WORK INSTRUCTIONS: Return the records in full, exactly as given.

Records excerpted from a collection:
————————
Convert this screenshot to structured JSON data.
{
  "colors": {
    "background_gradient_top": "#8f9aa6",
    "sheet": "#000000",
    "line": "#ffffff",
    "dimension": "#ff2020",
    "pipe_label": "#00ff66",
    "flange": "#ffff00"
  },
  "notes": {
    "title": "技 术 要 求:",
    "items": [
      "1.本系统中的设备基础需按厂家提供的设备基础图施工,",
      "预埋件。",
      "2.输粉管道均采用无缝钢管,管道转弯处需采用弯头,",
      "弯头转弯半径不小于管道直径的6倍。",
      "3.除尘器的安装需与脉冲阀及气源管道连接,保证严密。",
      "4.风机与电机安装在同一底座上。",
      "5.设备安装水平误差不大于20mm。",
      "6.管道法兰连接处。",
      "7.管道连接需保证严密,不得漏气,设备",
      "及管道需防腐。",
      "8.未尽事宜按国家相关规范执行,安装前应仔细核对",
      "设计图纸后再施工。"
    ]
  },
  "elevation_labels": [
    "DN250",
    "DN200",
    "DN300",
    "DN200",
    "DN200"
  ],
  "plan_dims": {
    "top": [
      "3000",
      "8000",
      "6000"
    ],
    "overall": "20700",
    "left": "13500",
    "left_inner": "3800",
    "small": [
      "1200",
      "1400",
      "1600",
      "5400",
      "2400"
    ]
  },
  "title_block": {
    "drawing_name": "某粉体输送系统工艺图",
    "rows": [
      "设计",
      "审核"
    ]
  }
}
————————
SOLUTION FOR THIS PROBLEM:
Convert this screenshot to structured JSON data.
{
  "colors": {
    "background_gradient_top": "#8f9aa6",
    "sheet": "#000000",
    "line": "#ffffff",
    "dimension": "#ff2020",
    "pipe_label": "#00ff66",
    "flange": "#ffff00"
  },
  "notes": {
    "title": "技 术 要 求:",
    "items": [
      "1.本系统中的设备基础需按厂家提供的设备基础图施工,",
      "预埋件。",
      "2.输粉管道均采用无缝钢管,管道转弯处需采用弯头,",
      "弯头转弯半径不小于管道直径的6倍。",
      "3.除尘器的安装需与脉冲阀及气源管道连接,保证严密。",
      "4.风机与电机安装在同一底座上。",
      "5.设备安装水平误差不大于20mm。",
      "6.管道法兰连接处。",
      "7.管道连接需保证严密,不得漏气,设备",
      "及管道需防腐。",
      "8.未尽事宜按国家相关规范执行,安装前应仔细核对",
      "设计图纸后再施工。"
    ]
  },
  "elevation_labels": [
    "DN250",
    "DN200",
    "DN300",
    "DN200",
    "DN200"
  ],
  "plan_dims": {
    "top": [
      "3000",
      "8000",
      "6000"
    ],
    "overall": "20700",
    "left": "13500",
    "left_inner": "3800",
    "small": [
      "1200",
      "1400",
      "1600",
      "5400",
      "2400"
    ]
  },
  "title_block": {
    "drawing_name": "某粉体输送系统工艺图",
    "rows": [
      "设计",
      "审核"
    ]
  }
}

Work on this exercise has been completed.